>> Start

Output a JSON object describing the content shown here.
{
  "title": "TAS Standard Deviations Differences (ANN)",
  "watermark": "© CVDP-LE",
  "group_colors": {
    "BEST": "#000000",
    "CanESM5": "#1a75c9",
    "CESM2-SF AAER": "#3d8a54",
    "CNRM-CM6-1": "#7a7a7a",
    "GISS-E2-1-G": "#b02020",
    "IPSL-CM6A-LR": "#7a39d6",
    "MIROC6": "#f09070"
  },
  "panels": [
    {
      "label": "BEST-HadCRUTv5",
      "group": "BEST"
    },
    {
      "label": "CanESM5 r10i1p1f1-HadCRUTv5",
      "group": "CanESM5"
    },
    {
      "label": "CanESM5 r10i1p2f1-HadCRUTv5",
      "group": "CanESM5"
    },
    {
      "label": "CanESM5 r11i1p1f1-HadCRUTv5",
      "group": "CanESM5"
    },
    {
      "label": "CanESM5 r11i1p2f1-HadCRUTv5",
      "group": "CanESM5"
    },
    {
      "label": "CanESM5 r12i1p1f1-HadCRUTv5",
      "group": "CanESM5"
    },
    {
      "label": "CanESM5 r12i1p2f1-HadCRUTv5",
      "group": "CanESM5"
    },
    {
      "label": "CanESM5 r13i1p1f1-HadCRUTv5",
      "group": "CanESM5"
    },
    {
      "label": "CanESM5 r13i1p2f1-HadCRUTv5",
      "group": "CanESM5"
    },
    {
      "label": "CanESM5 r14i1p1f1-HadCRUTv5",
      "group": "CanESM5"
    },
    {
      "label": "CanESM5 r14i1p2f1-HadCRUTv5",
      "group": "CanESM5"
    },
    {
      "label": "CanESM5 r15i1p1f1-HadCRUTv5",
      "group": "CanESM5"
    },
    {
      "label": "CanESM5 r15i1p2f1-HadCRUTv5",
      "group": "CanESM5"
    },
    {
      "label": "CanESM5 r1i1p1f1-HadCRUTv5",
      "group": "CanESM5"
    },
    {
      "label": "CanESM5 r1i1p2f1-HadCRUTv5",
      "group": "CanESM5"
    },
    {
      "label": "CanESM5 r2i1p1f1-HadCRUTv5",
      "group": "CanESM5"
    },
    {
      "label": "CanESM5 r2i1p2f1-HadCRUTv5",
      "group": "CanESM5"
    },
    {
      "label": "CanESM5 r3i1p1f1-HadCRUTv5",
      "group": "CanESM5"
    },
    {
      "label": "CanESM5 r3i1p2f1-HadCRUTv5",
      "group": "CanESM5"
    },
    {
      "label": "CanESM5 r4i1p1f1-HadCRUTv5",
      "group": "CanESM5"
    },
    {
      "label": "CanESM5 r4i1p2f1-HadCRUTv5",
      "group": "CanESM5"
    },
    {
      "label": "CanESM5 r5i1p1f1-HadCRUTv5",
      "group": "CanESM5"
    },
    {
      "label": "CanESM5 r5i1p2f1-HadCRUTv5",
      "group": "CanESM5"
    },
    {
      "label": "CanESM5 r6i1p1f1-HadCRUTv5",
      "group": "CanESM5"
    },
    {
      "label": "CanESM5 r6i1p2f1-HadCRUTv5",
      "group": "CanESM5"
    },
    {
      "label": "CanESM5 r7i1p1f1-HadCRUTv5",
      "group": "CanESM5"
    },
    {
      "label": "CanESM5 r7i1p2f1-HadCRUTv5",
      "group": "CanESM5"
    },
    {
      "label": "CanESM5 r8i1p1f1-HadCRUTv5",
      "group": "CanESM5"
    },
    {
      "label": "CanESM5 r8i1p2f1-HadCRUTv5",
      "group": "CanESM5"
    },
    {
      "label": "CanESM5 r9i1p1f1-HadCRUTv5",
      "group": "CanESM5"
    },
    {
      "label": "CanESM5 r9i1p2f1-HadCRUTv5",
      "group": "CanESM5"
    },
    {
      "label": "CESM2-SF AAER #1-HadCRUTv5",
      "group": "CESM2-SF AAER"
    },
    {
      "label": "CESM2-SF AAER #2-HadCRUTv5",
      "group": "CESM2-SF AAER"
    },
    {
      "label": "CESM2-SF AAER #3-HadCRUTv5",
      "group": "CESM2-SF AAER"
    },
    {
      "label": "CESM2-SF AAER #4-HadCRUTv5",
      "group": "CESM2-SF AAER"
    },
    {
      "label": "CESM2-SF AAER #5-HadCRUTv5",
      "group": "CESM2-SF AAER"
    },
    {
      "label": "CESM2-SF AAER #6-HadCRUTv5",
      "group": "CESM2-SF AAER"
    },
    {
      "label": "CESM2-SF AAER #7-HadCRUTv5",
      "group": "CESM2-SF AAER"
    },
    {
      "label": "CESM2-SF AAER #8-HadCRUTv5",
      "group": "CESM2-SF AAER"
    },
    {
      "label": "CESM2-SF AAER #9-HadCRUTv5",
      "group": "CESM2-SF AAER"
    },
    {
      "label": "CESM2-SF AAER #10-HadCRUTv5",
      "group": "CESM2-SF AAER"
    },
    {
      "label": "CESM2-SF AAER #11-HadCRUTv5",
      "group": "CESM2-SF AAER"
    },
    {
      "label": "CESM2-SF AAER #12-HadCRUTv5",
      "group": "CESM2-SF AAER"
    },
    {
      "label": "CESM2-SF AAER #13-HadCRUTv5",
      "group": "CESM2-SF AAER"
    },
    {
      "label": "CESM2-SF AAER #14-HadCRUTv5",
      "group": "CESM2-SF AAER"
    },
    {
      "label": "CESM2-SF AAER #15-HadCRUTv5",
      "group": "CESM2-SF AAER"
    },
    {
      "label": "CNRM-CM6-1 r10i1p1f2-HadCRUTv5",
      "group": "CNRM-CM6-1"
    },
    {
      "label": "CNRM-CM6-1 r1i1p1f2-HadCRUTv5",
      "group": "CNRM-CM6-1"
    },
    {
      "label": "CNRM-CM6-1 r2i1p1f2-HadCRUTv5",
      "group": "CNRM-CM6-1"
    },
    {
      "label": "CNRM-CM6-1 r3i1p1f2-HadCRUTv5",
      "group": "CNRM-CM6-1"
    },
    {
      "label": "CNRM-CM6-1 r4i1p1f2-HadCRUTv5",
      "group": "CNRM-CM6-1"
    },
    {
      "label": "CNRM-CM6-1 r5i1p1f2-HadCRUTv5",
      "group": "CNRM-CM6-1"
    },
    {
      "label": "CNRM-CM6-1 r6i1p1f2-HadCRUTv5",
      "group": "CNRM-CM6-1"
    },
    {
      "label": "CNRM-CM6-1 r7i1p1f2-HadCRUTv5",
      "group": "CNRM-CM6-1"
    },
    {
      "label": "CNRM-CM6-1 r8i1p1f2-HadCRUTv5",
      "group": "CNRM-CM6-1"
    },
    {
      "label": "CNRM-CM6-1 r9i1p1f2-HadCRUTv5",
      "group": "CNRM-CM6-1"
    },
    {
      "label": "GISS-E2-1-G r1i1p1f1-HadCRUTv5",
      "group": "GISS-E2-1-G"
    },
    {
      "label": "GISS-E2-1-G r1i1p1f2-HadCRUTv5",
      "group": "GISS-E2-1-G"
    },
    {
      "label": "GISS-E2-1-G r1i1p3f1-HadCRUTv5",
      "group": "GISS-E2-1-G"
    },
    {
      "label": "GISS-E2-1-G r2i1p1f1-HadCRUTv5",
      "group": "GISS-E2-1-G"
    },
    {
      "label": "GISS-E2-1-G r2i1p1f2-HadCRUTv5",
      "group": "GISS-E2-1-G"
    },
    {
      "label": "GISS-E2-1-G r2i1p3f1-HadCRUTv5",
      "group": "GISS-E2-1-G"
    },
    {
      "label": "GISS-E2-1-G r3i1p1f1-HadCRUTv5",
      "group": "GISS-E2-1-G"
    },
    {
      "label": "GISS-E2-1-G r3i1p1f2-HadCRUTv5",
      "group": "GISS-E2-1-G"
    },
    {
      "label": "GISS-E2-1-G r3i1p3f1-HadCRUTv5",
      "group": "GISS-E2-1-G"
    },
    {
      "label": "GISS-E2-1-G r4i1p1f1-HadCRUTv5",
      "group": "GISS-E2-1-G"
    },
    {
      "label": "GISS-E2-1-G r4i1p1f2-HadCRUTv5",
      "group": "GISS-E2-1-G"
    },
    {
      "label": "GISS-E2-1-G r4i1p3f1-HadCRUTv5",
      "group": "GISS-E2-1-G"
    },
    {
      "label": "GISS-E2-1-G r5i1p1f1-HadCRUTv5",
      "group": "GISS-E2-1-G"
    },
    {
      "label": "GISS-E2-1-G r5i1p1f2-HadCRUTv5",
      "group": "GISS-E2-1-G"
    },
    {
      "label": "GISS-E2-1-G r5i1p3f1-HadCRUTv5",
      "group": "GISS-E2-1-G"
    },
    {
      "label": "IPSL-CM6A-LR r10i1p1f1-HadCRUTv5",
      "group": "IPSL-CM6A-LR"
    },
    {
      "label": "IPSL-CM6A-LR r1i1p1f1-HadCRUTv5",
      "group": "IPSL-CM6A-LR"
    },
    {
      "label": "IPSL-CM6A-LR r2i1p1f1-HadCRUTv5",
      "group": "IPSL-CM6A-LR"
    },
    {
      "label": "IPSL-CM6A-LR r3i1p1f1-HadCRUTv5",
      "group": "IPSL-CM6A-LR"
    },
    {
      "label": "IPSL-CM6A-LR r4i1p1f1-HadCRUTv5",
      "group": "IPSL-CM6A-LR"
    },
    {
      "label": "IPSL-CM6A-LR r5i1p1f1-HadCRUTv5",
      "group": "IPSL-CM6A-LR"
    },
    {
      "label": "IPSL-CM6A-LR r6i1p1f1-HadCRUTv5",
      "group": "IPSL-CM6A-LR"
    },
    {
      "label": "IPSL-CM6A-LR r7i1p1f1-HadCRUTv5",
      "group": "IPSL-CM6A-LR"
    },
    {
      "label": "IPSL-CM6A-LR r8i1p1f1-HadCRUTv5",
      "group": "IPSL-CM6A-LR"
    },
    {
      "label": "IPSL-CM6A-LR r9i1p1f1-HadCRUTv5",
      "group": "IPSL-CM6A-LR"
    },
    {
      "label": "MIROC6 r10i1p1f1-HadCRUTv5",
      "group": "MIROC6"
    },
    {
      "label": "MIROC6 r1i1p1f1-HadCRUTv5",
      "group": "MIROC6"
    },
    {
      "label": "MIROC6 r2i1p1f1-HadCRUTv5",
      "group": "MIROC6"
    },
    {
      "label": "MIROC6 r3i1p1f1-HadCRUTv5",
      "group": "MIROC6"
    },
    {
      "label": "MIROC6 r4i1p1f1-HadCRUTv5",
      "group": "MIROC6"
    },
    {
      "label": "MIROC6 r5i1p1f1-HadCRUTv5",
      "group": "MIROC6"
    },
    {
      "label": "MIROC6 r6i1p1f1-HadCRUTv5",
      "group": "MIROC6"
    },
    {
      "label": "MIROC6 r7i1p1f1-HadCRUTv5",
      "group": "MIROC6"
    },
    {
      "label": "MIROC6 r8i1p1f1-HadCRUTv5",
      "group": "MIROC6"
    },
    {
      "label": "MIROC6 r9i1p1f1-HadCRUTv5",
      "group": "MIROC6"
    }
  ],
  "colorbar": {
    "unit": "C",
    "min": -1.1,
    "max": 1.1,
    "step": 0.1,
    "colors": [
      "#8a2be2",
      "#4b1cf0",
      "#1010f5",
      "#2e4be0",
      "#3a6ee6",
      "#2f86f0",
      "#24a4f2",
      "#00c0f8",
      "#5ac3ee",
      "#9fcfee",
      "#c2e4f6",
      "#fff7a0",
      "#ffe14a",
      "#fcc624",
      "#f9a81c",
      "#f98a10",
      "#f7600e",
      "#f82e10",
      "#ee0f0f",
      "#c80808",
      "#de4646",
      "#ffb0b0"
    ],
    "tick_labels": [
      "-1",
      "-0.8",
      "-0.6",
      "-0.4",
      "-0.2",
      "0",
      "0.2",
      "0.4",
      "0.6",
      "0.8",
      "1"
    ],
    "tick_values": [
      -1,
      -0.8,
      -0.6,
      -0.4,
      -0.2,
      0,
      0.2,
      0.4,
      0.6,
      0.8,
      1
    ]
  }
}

>> End

Return a copy of every line that includes the word "BEST".

Response.
    "BEST": "#000000",
      "label": "BEST-HadCRUTv5",
      "group": "BEST"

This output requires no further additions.